* Data shown:

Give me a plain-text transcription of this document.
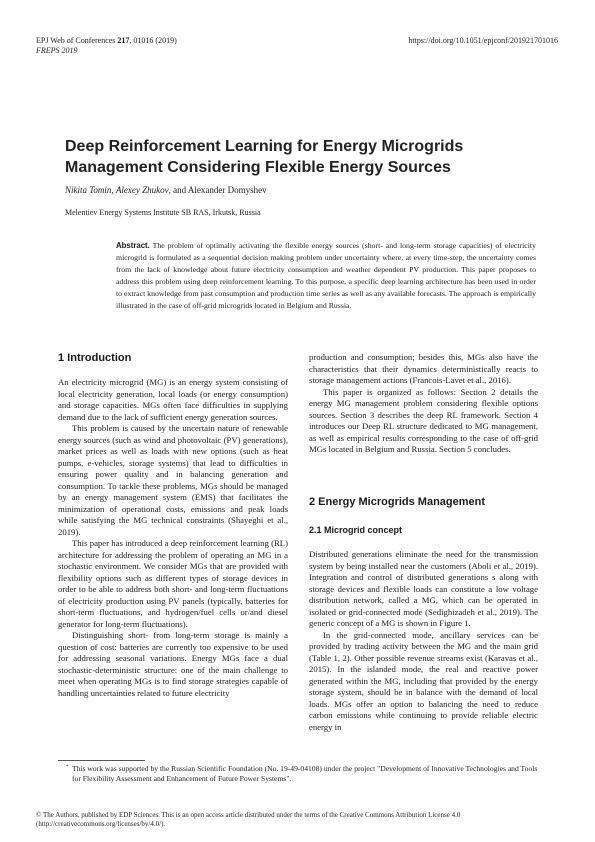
EPJ Web of Conferences 217, 01016 (2019)
FREPS 2019
https://doi.org/10.1051/epjconf/201921701016
Deep Reinforcement Learning for Energy Microgrids
Management Considering Flexible Energy Sources
Nikita Tomin, Alexey Zhukov, and Alexander Domyshev
Melentiev Energy Systems Institute SB RAS, Irkutsk, Russia
Abstract. The problem of optimally activating the flexible energy sources (short- and long-term storage capacities) of electricity microgrid is formulated as a sequential decision making problem under uncertainty where, at every time-step, the uncertainty comes from the lack of knowledge about future electricity consumption and weather dependent PV production. This paper proposes to address this problem using deep reinforcement learning. To this purpose, a specific deep learning architecture has been used in order to extract knowledge from past consumption and production time series as well as any available forecasts. The approach is empirically illustrated in the case of off-grid microgrids located in Belgium and Russia.
1 Introduction

An electricity microgrid (MG) is an energy system consisting of local electricity generation, local loads (or energy consumption) and storage capacities. MGs often face difficulties in supplying demand due to the lack of sufficient energy generation sources.

This problem is caused by the uncertain nature of renewable energy sources (such as wind and photovoltaic (PV) generations), market prices as well as loads with new options (such as heat pumps, e-vehicles, storage systems) that lead to difficulties in ensuring power quality and in balancing generation and consumption. To tackle these problems, MGs should be managed by an energy management system (EMS) that facilitates the minimization of operational costs, emissions and peak loads while satisfying the MG technical constraints (Shayeghi et al., 2019).

This paper has introduced a deep reinforcement learning (RL) architecture for addressing the problem of operating an MG in a stochastic environment. We consider MGs that are provided with flexibility options such as different types of storage devices in order to be able to address both short- and long-term fluctuations of electricity production using PV panels (typically, batteries for short-term fluctuations, and hydrogen/fuel cells or/and diesel generator for long-term fluctuations).

Distinguishing short- from long-term storage is mainly a question of cost: batteries are currently too expensive to be used for addressing seasonal variations. Energy MGs face a dual stochastic-deterministic structure: one of the main challenge to meet when operating MGs is to find storage strategies capable of handling uncertainties related to future electricity

production and consumption; besides this, MGs also have the characteristics that their dynamics deterministically reacts to storage management actions (Francois-Lavet et al., 2016).

This paper is organized as follows: Section 2 details the energy MG management problem considering flexible options sources. Section 3 describes the deep RL framework. Section 4 introduces our Deep RL structure dedicated to MG management, as well as empirical results corresponding to the case of off-grid MGs located in Belgium and Russia. Section 5 concludes.

2 Energy Microgrids Management
2.1 Microgrid concept

Distributed generations eliminate the need for the transmission system by being installed near the customers (Aboli et al., 2019). Integration and control of distributed generations s along with storage devices and flexible loads can constitute a low voltage distribution network, called a MG, which can be operated in isolated or grid-connected mode (Sedighizadeh et al., 2019). The generic concept of a MG is shown in Figure 1.

In the grid-connected mode, ancillary services can be provided by trading activity between the MG and the main grid (Table 1, 2). Other possible revenue streams exist (Karavas et al., 2015). In the islanded mode, the real and reactive power generated within the MG, including that provided by the energy storage system, should be in balance with the demand of local loads. MGs offer an option to balancing the need to reduce carbon emissions while continuing to provide reliable electric energy in

* This work was supported by the Russian Scientific Foundation (No. 19-49-04108) under the project "Development of Innovative Technologies and Tools for Flexibility Assessment and Enhancement of Future Power Systems".
© The Authors, published by EDP Sciences. This is an open access article distributed under the terms of the Creative Commons Attribution License 4.0 (http://creativecommons.org/licenses/by/4.0/).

* Assigned task:
A faithful copy of all the data above, without its pictures, is the expected result.

* Response area:
Give me a plain-text transcription of this document.
EPJ Web of Conferences 217, 01016 (2019)
FREPS 2019
https://doi.org/10.1051/epjconf/201921701016
Deep Reinforcement Learning for Energy Microgrids
Management Considering Flexible Energy Sources
Nikita Tomin, Alexey Zhukov, and Alexander Domyshev
Melentiev Energy Systems Institute SB RAS, Irkutsk, Russia
Abstract. The problem of optimally activating the flexible energy sources (short- and long-term storage capacities) of electricity microgrid is formulated as a sequential decision making problem under uncertainty where, at every time-step, the uncertainty comes from the lack of knowledge about future electricity consumption and weather dependent PV production. This paper proposes to address this problem using deep reinforcement learning. To this purpose, a specific deep learning architecture has been used in order to extract knowledge from past consumption and production time series as well as any available forecasts. The approach is empirically illustrated in the case of off-grid microgrids located in Belgium and Russia.
1 Introduction

An electricity microgrid (MG) is an energy system consisting of local electricity generation, local loads (or energy consumption) and storage capacities. MGs often face difficulties in supplying demand due to the lack of sufficient energy generation sources.

This problem is caused by the uncertain nature of renewable energy sources (such as wind and photovoltaic (PV) generations), market prices as well as loads with new options (such as heat pumps, e-vehicles, storage systems) that lead to difficulties in ensuring power quality and in balancing generation and consumption. To tackle these problems, MGs should be managed by an energy management system (EMS) that facilitates the minimization of operational costs, emissions and peak loads while satisfying the MG technical constraints (Shayeghi et al., 2019).

This paper has introduced a deep reinforcement learning (RL) architecture for addressing the problem of operating an MG in a stochastic environment. We consider MGs that are provided with flexibility options such as different types of storage devices in order to be able to address both short- and long-term fluctuations of electricity production using PV panels (typically, batteries for short-term fluctuations, and hydrogen/fuel cells or/and diesel generator for long-term fluctuations).

Distinguishing short- from long-term storage is mainly a question of cost: batteries are currently too expensive to be used for addressing seasonal variations. Energy MGs face a dual stochastic-deterministic structure: one of the main challenge to meet when operating MGs is to find storage strategies capable of handling uncertainties related to future electricity

production and consumption; besides this, MGs also have the characteristics that their dynamics deterministically reacts to storage management actions (Francois-Lavet et al., 2016).

This paper is organized as follows: Section 2 details the energy MG management problem considering flexible options sources. Section 3 describes the deep RL framework. Section 4 introduces our Deep RL structure dedicated to MG management, as well as empirical results corresponding to the case of off-grid MGs located in Belgium and Russia. Section 5 concludes.

2 Energy Microgrids Management
2.1 Microgrid concept

Distributed generations eliminate the need for the transmission system by being installed near the customers (Aboli et al., 2019). Integration and control of distributed generations s along with storage devices and flexible loads can constitute a low voltage distribution network, called a MG, which can be operated in isolated or grid-connected mode (Sedighizadeh et al., 2019). The generic concept of a MG is shown in Figure 1.

In the grid-connected mode, ancillary services can be provided by trading activity between the MG and the main grid (Table 1, 2). Other possible revenue streams exist (Karavas et al., 2015). In the islanded mode, the real and reactive power generated within the MG, including that provided by the energy storage system, should be in balance with the demand of local loads. MGs offer an option to balancing the need to reduce carbon emissions while continuing to provide reliable electric energy in

* This work was supported by the Russian Scientific Foundation (No. 19-49-04108) under the project "Development of Innovative Technologies and Tools for Flexibility Assessment and Enhancement of Future Power Systems".
© The Authors, published by EDP Sciences. This is an open access article distributed under the terms of the Creative Commons Attribution License 4.0 (http://creativecommons.org/licenses/by/4.0/).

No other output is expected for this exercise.